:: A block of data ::

- - -

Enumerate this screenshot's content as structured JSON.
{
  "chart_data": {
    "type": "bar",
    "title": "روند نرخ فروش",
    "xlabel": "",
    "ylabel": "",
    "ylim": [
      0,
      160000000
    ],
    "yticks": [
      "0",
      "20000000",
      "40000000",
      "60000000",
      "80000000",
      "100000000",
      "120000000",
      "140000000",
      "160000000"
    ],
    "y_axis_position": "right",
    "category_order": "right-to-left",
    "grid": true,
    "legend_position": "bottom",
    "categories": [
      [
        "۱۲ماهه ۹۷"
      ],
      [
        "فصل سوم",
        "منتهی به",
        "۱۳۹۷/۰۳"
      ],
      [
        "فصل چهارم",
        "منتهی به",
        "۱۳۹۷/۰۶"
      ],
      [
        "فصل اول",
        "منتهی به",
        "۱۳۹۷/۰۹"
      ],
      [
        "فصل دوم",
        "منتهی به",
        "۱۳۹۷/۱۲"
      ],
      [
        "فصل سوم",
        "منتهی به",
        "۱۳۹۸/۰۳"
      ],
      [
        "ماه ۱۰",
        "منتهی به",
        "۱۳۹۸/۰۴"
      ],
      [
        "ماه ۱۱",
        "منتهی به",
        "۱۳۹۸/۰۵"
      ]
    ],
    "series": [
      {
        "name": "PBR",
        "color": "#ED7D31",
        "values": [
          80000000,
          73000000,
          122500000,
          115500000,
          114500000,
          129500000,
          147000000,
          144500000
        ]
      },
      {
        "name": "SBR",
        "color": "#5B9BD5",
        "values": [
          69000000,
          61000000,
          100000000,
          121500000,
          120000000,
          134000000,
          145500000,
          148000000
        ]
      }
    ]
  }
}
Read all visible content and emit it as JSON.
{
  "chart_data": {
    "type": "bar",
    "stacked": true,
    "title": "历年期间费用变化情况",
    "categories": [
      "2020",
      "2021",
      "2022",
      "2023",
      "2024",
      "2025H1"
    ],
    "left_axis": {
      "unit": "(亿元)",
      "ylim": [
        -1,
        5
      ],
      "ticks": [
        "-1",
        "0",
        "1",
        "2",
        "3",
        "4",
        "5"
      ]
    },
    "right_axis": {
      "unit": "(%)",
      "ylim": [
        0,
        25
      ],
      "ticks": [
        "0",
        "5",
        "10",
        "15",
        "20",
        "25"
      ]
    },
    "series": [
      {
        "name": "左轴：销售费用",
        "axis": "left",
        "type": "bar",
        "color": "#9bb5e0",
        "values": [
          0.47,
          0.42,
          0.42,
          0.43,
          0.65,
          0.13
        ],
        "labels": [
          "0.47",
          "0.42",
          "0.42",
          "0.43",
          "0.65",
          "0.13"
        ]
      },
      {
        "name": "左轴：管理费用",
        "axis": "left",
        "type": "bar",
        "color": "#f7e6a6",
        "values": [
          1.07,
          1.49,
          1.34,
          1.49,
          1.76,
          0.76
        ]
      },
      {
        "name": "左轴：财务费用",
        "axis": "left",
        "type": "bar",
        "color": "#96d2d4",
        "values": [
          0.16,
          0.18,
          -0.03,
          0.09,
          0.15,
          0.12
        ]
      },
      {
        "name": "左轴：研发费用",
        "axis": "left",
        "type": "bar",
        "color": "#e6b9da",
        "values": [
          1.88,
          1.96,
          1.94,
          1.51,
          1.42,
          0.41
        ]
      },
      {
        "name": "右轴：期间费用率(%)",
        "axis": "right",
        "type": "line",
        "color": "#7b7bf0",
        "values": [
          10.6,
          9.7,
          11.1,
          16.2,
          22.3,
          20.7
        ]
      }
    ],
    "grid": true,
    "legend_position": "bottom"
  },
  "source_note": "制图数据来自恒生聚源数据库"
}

- - -

:: Job ::
Take the listing above and write it out again exactly.

:: Finished exercise ::
Enumerate this screenshot's content as structured JSON.
{
  "chart_data": {
    "type": "bar",
    "title": "روند نرخ فروش",
    "xlabel": "",
    "ylabel": "",
    "ylim": [
      0,
      160000000
    ],
    "yticks": [
      "0",
      "20000000",
      "40000000",
      "60000000",
      "80000000",
      "100000000",
      "120000000",
      "140000000",
      "160000000"
    ],
    "y_axis_position": "right",
    "category_order": "right-to-left",
    "grid": true,
    "legend_position": "bottom",
    "categories": [
      [
        "۱۲ماهه ۹۷"
      ],
      [
        "فصل سوم",
        "منتهی به",
        "۱۳۹۷/۰۳"
      ],
      [
        "فصل چهارم",
        "منتهی به",
        "۱۳۹۷/۰۶"
      ],
      [
        "فصل اول",
        "منتهی به",
        "۱۳۹۷/۰۹"
      ],
      [
        "فصل دوم",
        "منتهی به",
        "۱۳۹۷/۱۲"
      ],
      [
        "فصل سوم",
        "منتهی به",
        "۱۳۹۸/۰۳"
      ],
      [
        "ماه ۱۰",
        "منتهی به",
        "۱۳۹۸/۰۴"
      ],
      [
        "ماه ۱۱",
        "منتهی به",
        "۱۳۹۸/۰۵"
      ]
    ],
    "series": [
      {
        "name": "PBR",
        "color": "#ED7D31",
        "values": [
          80000000,
          73000000,
          122500000,
          115500000,
          114500000,
          129500000,
          147000000,
          144500000
        ]
      },
      {
        "name": "SBR",
        "color": "#5B9BD5",
        "values": [
          69000000,
          61000000,
          100000000,
          121500000,
          120000000,
          134000000,
          145500000,
          148000000
        ]
      }
    ]
  }
}
Read all visible content and emit it as JSON.
{
  "chart_data": {
    "type": "bar",
    "stacked": true,
    "title": "历年期间费用变化情况",
    "categories": [
      "2020",
      "2021",
      "2022",
      "2023",
      "2024",
      "2025H1"
    ],
    "left_axis": {
      "unit": "(亿元)",
      "ylim": [
        -1,
        5
      ],
      "ticks": [
        "-1",
        "0",
        "1",
        "2",
        "3",
        "4",
        "5"
      ]
    },
    "right_axis": {
      "unit": "(%)",
      "ylim": [
        0,
        25
      ],
      "ticks": [
        "0",
        "5",
        "10",
        "15",
        "20",
        "25"
      ]
    },
    "series": [
      {
        "name": "左轴：销售费用",
        "axis": "left",
        "type": "bar",
        "color": "#9bb5e0",
        "values": [
          0.47,
          0.42,
          0.42,
          0.43,
          0.65,
          0.13
        ],
        "labels": [
          "0.47",
          "0.42",
          "0.42",
          "0.43",
          "0.65",
          "0.13"
        ]
      },
      {
        "name": "左轴：管理费用",
        "axis": "left",
        "type": "bar",
        "color": "#f7e6a6",
        "values": [
          1.07,
          1.49,
          1.34,
          1.49,
          1.76,
          0.76
        ]
      },
      {
        "name": "左轴：财务费用",
        "axis": "left",
        "type": "bar",
        "color": "#96d2d4",
        "values": [
          0.16,
          0.18,
          -0.03,
          0.09,
          0.15,
          0.12
        ]
      },
      {
        "name": "左轴：研发费用",
        "axis": "left",
        "type": "bar",
        "color": "#e6b9da",
        "values": [
          1.88,
          1.96,
          1.94,
          1.51,
          1.42,
          0.41
        ]
      },
      {
        "name": "右轴：期间费用率(%)",
        "axis": "right",
        "type": "line",
        "color": "#7b7bf0",
        "values": [
          10.6,
          9.7,
          11.1,
          16.2,
          22.3,
          20.7
        ]
      }
    ],
    "grid": true,
    "legend_position": "bottom"
  },
  "source_note": "制图数据来自恒生聚源数据库"
}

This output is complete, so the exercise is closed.